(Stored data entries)
□ □ □ □

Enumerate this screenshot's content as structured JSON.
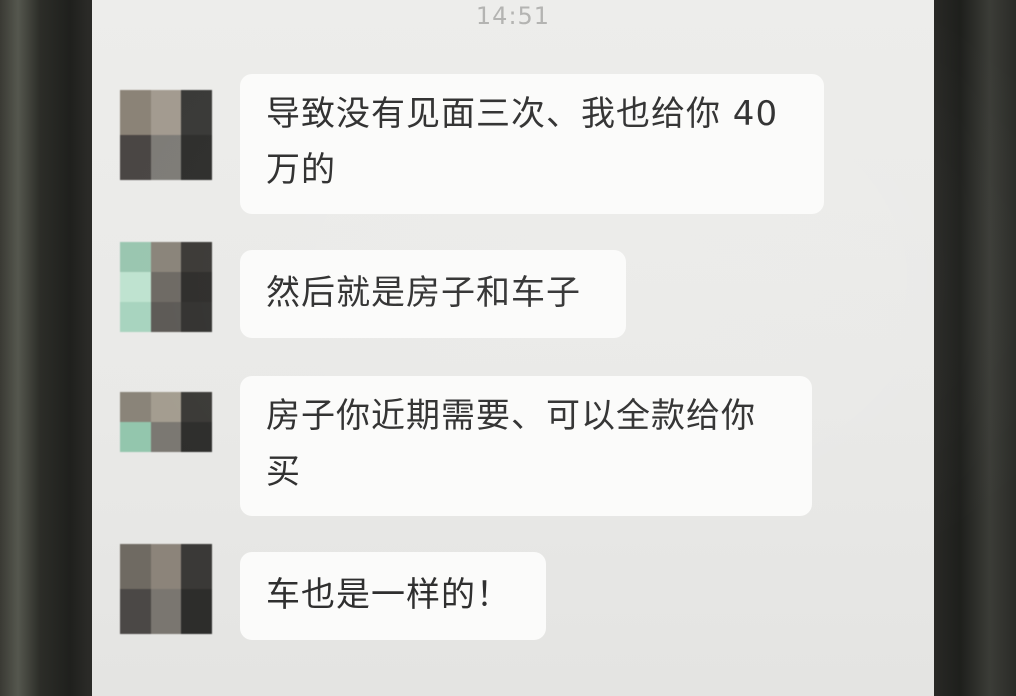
{
  "status": {
    "time": "14:51"
  },
  "messages": [
    {
      "sender": "contact",
      "text": "导致没有见面三次、我也给你 40\n万的"
    },
    {
      "sender": "contact",
      "text": "然后就是房子和车子"
    },
    {
      "sender": "contact",
      "text": "房子你近期需要、可以全款给你\n买"
    },
    {
      "sender": "contact",
      "text": "车也是一样的！"
    }
  ],
  "colors": {
    "screen_bg": "#ebebe9",
    "bubble_bg": "#fbfbfa",
    "text": "#2f2f2f",
    "timestamp": "#b3b3b1"
  }
}
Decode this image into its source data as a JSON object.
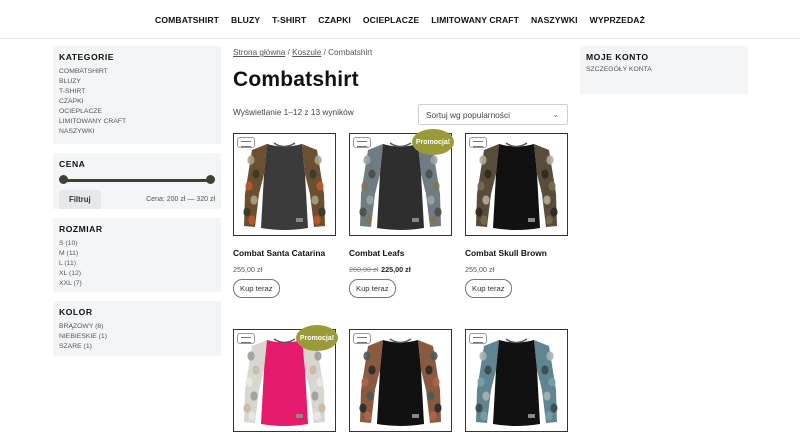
{
  "nav": {
    "items": [
      "COMBATSHIRT",
      "BLUZY",
      "T-SHIRT",
      "CZAPKI",
      "OCIEPLACZE",
      "LIMITOWANY CRAFT",
      "NASZYWKI",
      "WYPRZEDAŻ"
    ]
  },
  "sidebar": {
    "categories": {
      "title": "KATEGORIE",
      "items": [
        "COMBATSHIRT",
        "BLUZY",
        "T-SHIRT",
        "CZAPKI",
        "OCIEPLACZE",
        "LIMITOWANY CRAFT",
        "NASZYWKI"
      ]
    },
    "price": {
      "title": "CENA",
      "filter_label": "Filtruj",
      "range_label": "Cena: 200 zł — 320 zł",
      "min_fraction": 0,
      "max_fraction": 1
    },
    "size": {
      "title": "ROZMIAR",
      "items": [
        "S (10)",
        "M (11)",
        "L (11)",
        "XL (12)",
        "XXL (7)"
      ]
    },
    "color": {
      "title": "KOLOR",
      "items": [
        "BRĄZOWY (6)",
        "NIEBIESKIE (1)",
        "SZARE (1)"
      ]
    }
  },
  "breadcrumb": {
    "home": "Strona główna",
    "sep1": " / ",
    "parent": "Koszule",
    "sep2": " / ",
    "current": "Combatshirt"
  },
  "page": {
    "title": "Combatshirt",
    "results": "Wyświetlanie 1–12 z 13 wyników",
    "sort": "Sortuj wg popularności"
  },
  "products": [
    {
      "name": "Combat Santa Catarina",
      "price": "255,00 zł",
      "old_price": "",
      "new_price": "",
      "badge": "",
      "button": "Kup teraz",
      "body_color": "#3b3b3b",
      "sleeve_colors": [
        "#6b5030",
        "#a8a08a",
        "#3a3a2a",
        "#c2552c"
      ]
    },
    {
      "name": "Combat Leafs",
      "price": "",
      "old_price": "260,00 zł",
      "new_price": "225,00 zł",
      "badge": "Promocja!",
      "button": "Kup teraz",
      "body_color": "#2e2e2e",
      "sleeve_colors": [
        "#6f7c83",
        "#9aa3a2",
        "#4a4f4a",
        "#7d7658"
      ]
    },
    {
      "name": "Combat Skull Brown",
      "price": "255,00 zł",
      "old_price": "",
      "new_price": "",
      "badge": "",
      "button": "Kup teraz",
      "body_color": "#111111",
      "sleeve_colors": [
        "#5a4c3a",
        "#b3ab98",
        "#2a2a22",
        "#7a6a50"
      ]
    },
    {
      "name": "",
      "price": "",
      "old_price": "",
      "new_price": "",
      "badge": "Promocja!",
      "button": "",
      "body_color": "#e51a6b",
      "sleeve_colors": [
        "#d9d6cf",
        "#9c9c9c",
        "#c9b8a5",
        "#e8e8e8"
      ]
    },
    {
      "name": "",
      "price": "",
      "old_price": "",
      "new_price": "",
      "badge": "",
      "button": "",
      "body_color": "#111111",
      "sleeve_colors": [
        "#8a5a40",
        "#4a5a55",
        "#2a2a2a",
        "#b0664a"
      ]
    },
    {
      "name": "",
      "price": "",
      "old_price": "",
      "new_price": "",
      "badge": "",
      "button": "",
      "body_color": "#111111",
      "sleeve_colors": [
        "#5f8592",
        "#a6b4b0",
        "#3a4a4a",
        "#7aa0a6"
      ]
    }
  ],
  "account": {
    "title": "MOJE KONTO",
    "link": "SZCZEGÓŁY KONTA"
  }
}
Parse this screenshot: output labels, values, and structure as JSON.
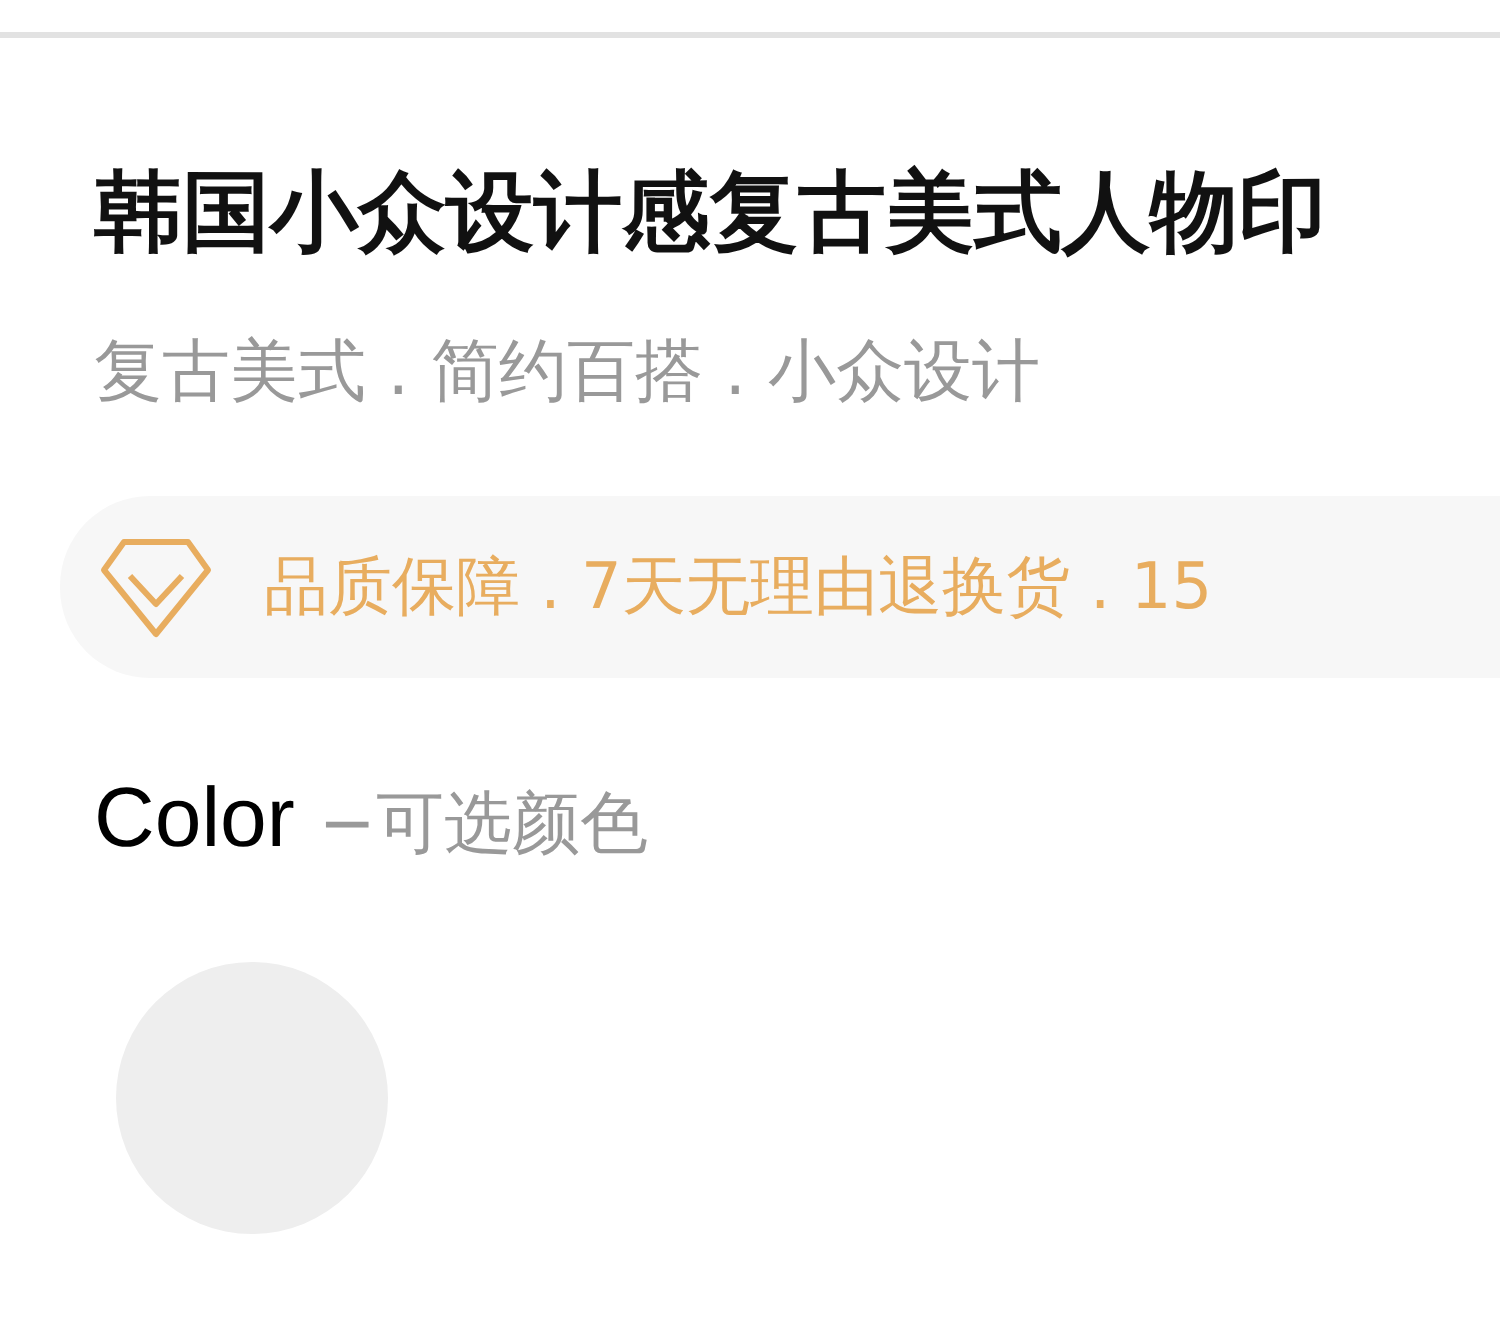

□ □ □ □

### AIM OF THE EXERCISE
Where a line holds the string "CRAFT", copy that line.

### WORKED SOLUTION
      "LIMITOWANY CRAFT",
        "LIMITOWANY CRAFT",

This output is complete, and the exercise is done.